- [Your objective]: Extract, from the records beneath this instruction, each line that contains the word "name".

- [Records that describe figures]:

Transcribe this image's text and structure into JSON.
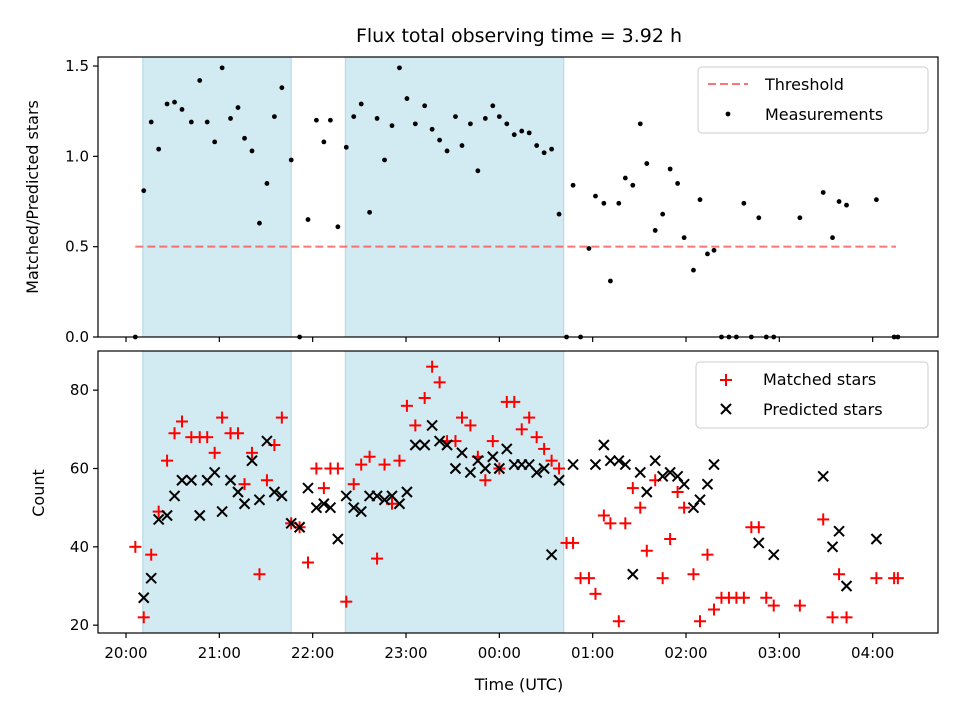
{
  "colors": {
    "shade": "#add8e6",
    "threshold": "#ff5c5c",
    "matched": "#ff0000",
    "predicted": "#000000",
    "measurements": "#000000"
  },
  "chart_data": [
    {
      "type": "scatter",
      "title": "Flux total observing time = 3.92 h",
      "xlabel": "",
      "ylabel": "Matched/Predicted stars",
      "x_unit": "hours since 20:00 UTC",
      "xlim": [
        -0.3,
        8.7
      ],
      "ylim": [
        0.0,
        1.55
      ],
      "yticks": [
        0.0,
        0.5,
        1.0,
        1.5
      ],
      "ytick_labels": [
        "0.0",
        "0.5",
        "1.0",
        "1.5"
      ],
      "xticks": [
        0,
        1,
        2,
        3,
        4,
        5,
        6,
        7,
        8
      ],
      "shaded_intervals": [
        [
          0.18,
          1.77
        ],
        [
          2.35,
          4.69
        ]
      ],
      "legend_position": "top-right",
      "threshold": {
        "name": "Threshold",
        "value": 0.5,
        "x_range": [
          0.1,
          8.25
        ]
      },
      "series": [
        {
          "name": "Measurements",
          "x": [
            0.1,
            0.19,
            0.27,
            0.35,
            0.44,
            0.52,
            0.6,
            0.7,
            0.79,
            0.87,
            0.95,
            1.03,
            1.12,
            1.2,
            1.27,
            1.35,
            1.43,
            1.51,
            1.59,
            1.67,
            1.77,
            1.86,
            1.95,
            2.04,
            2.12,
            2.19,
            2.27,
            2.36,
            2.44,
            2.52,
            2.61,
            2.69,
            2.77,
            2.85,
            2.93,
            3.01,
            3.1,
            3.2,
            3.28,
            3.36,
            3.44,
            3.53,
            3.6,
            3.69,
            3.77,
            3.85,
            3.93,
            4.0,
            4.08,
            4.16,
            4.24,
            4.32,
            4.4,
            4.48,
            4.56,
            4.64,
            4.72,
            4.79,
            4.87,
            4.96,
            5.03,
            5.12,
            5.19,
            5.28,
            5.35,
            5.43,
            5.51,
            5.58,
            5.67,
            5.75,
            5.83,
            5.91,
            5.98,
            6.08,
            6.15,
            6.23,
            6.3,
            6.38,
            6.46,
            6.54,
            6.62,
            6.7,
            6.78,
            6.86,
            6.94,
            7.22,
            7.47,
            7.57,
            7.64,
            7.72,
            8.04,
            8.23,
            8.27
          ],
          "y": [
            0.0,
            0.81,
            1.19,
            1.04,
            1.29,
            1.3,
            1.26,
            1.19,
            1.42,
            1.19,
            1.08,
            1.49,
            1.21,
            1.27,
            1.1,
            1.03,
            0.63,
            0.85,
            1.22,
            1.38,
            0.98,
            0.0,
            0.65,
            1.2,
            1.08,
            1.2,
            0.61,
            1.05,
            1.22,
            1.29,
            0.69,
            1.21,
            0.98,
            1.17,
            1.49,
            1.32,
            1.18,
            1.28,
            1.15,
            1.09,
            1.03,
            1.22,
            1.06,
            1.18,
            0.92,
            1.21,
            1.28,
            1.22,
            1.18,
            1.12,
            1.14,
            1.13,
            1.06,
            1.02,
            1.04,
            0.68,
            0.0,
            0.84,
            0.0,
            0.49,
            0.78,
            0.74,
            0.31,
            0.74,
            0.88,
            0.84,
            1.18,
            0.96,
            0.59,
            0.68,
            0.93,
            0.85,
            0.55,
            0.37,
            0.76,
            0.46,
            0.48,
            0.0,
            0.0,
            0.0,
            0.74,
            0.0,
            0.66,
            0.0,
            0.0,
            0.66,
            0.8,
            0.55,
            0.75,
            0.73,
            0.76,
            0.0,
            0.0
          ]
        }
      ]
    },
    {
      "type": "scatter",
      "title": "",
      "xlabel": "Time (UTC)",
      "ylabel": "Count",
      "x_unit": "hours since 20:00 UTC",
      "xlim": [
        -0.3,
        8.7
      ],
      "ylim": [
        18,
        90
      ],
      "yticks": [
        20,
        40,
        60,
        80
      ],
      "ytick_labels": [
        "20",
        "40",
        "60",
        "80"
      ],
      "xticks": [
        0,
        1,
        2,
        3,
        4,
        5,
        6,
        7,
        8
      ],
      "xtick_labels": [
        "20:00",
        "21:00",
        "22:00",
        "23:00",
        "00:00",
        "01:00",
        "02:00",
        "03:00",
        "04:00"
      ],
      "shaded_intervals": [
        [
          0.18,
          1.77
        ],
        [
          2.35,
          4.69
        ]
      ],
      "legend_position": "top-right",
      "series": [
        {
          "name": "Matched stars",
          "marker": "+",
          "x": [
            0.1,
            0.19,
            0.27,
            0.35,
            0.44,
            0.52,
            0.6,
            0.7,
            0.79,
            0.87,
            0.95,
            1.03,
            1.12,
            1.2,
            1.27,
            1.35,
            1.43,
            1.51,
            1.59,
            1.67,
            1.77,
            1.86,
            1.95,
            2.04,
            2.12,
            2.19,
            2.27,
            2.36,
            2.44,
            2.52,
            2.61,
            2.69,
            2.77,
            2.85,
            2.93,
            3.01,
            3.1,
            3.2,
            3.28,
            3.36,
            3.44,
            3.53,
            3.6,
            3.69,
            3.77,
            3.85,
            3.93,
            4.0,
            4.08,
            4.16,
            4.24,
            4.32,
            4.4,
            4.48,
            4.56,
            4.64,
            4.72,
            4.79,
            4.87,
            4.96,
            5.03,
            5.12,
            5.19,
            5.28,
            5.35,
            5.43,
            5.51,
            5.58,
            5.67,
            5.75,
            5.83,
            5.91,
            5.98,
            6.08,
            6.15,
            6.23,
            6.3,
            6.38,
            6.46,
            6.54,
            6.62,
            6.7,
            6.78,
            6.86,
            6.94,
            7.22,
            7.47,
            7.57,
            7.64,
            7.72,
            8.04,
            8.23,
            8.27
          ],
          "y": [
            40,
            22,
            38,
            49,
            62,
            69,
            72,
            68,
            68,
            68,
            64,
            73,
            69,
            69,
            56,
            64,
            33,
            57,
            66,
            73,
            46,
            45,
            36,
            60,
            55,
            60,
            60,
            26,
            56,
            61,
            63,
            37,
            61,
            51,
            62,
            76,
            71,
            78,
            86,
            82,
            67,
            67,
            73,
            71,
            63,
            57,
            67,
            60,
            77,
            77,
            70,
            73,
            68,
            65,
            62,
            60,
            41,
            41,
            32,
            32,
            28,
            48,
            46,
            21,
            46,
            55,
            50,
            39,
            57,
            32,
            42,
            54,
            50,
            33,
            21,
            38,
            24,
            27,
            27,
            27,
            27,
            45,
            45,
            27,
            25,
            25,
            47,
            22,
            33,
            22,
            32,
            32,
            32
          ]
        },
        {
          "name": "Predicted stars",
          "marker": "x",
          "x": [
            0.19,
            0.27,
            0.35,
            0.44,
            0.52,
            0.6,
            0.7,
            0.79,
            0.87,
            0.95,
            1.03,
            1.12,
            1.2,
            1.27,
            1.35,
            1.43,
            1.51,
            1.59,
            1.67,
            1.77,
            1.86,
            1.95,
            2.04,
            2.12,
            2.19,
            2.27,
            2.36,
            2.44,
            2.52,
            2.61,
            2.69,
            2.77,
            2.85,
            2.93,
            3.01,
            3.1,
            3.2,
            3.28,
            3.36,
            3.44,
            3.53,
            3.6,
            3.69,
            3.77,
            3.85,
            3.93,
            4.0,
            4.08,
            4.16,
            4.24,
            4.32,
            4.4,
            4.48,
            4.56,
            4.64,
            4.79,
            5.03,
            5.12,
            5.19,
            5.28,
            5.35,
            5.43,
            5.51,
            5.58,
            5.67,
            5.75,
            5.83,
            5.91,
            5.98,
            6.08,
            6.15,
            6.23,
            6.3,
            6.78,
            6.94,
            7.47,
            7.57,
            7.64,
            7.72,
            8.04
          ],
          "y": [
            27,
            32,
            47,
            48,
            53,
            57,
            57,
            48,
            57,
            59,
            49,
            57,
            54,
            51,
            62,
            52,
            67,
            54,
            53,
            46,
            45,
            55,
            50,
            51,
            50,
            42,
            53,
            50,
            49,
            53,
            53,
            52,
            53,
            51,
            54,
            66,
            66,
            71,
            67,
            66,
            60,
            64,
            59,
            62,
            60,
            63,
            60,
            65,
            61,
            61,
            61,
            59,
            60,
            38,
            57,
            61,
            61,
            66,
            62,
            62,
            61,
            33,
            59,
            54,
            62,
            58,
            59,
            58,
            56,
            50,
            52,
            56,
            61,
            41,
            38,
            58,
            40,
            44,
            30,
            42
          ]
        }
      ]
    }
  ]
}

- [Result of this task]:
        "name": "Threshold",
          "name": "Measurements",
          "name": "Matched stars",
          "name": "Predicted stars",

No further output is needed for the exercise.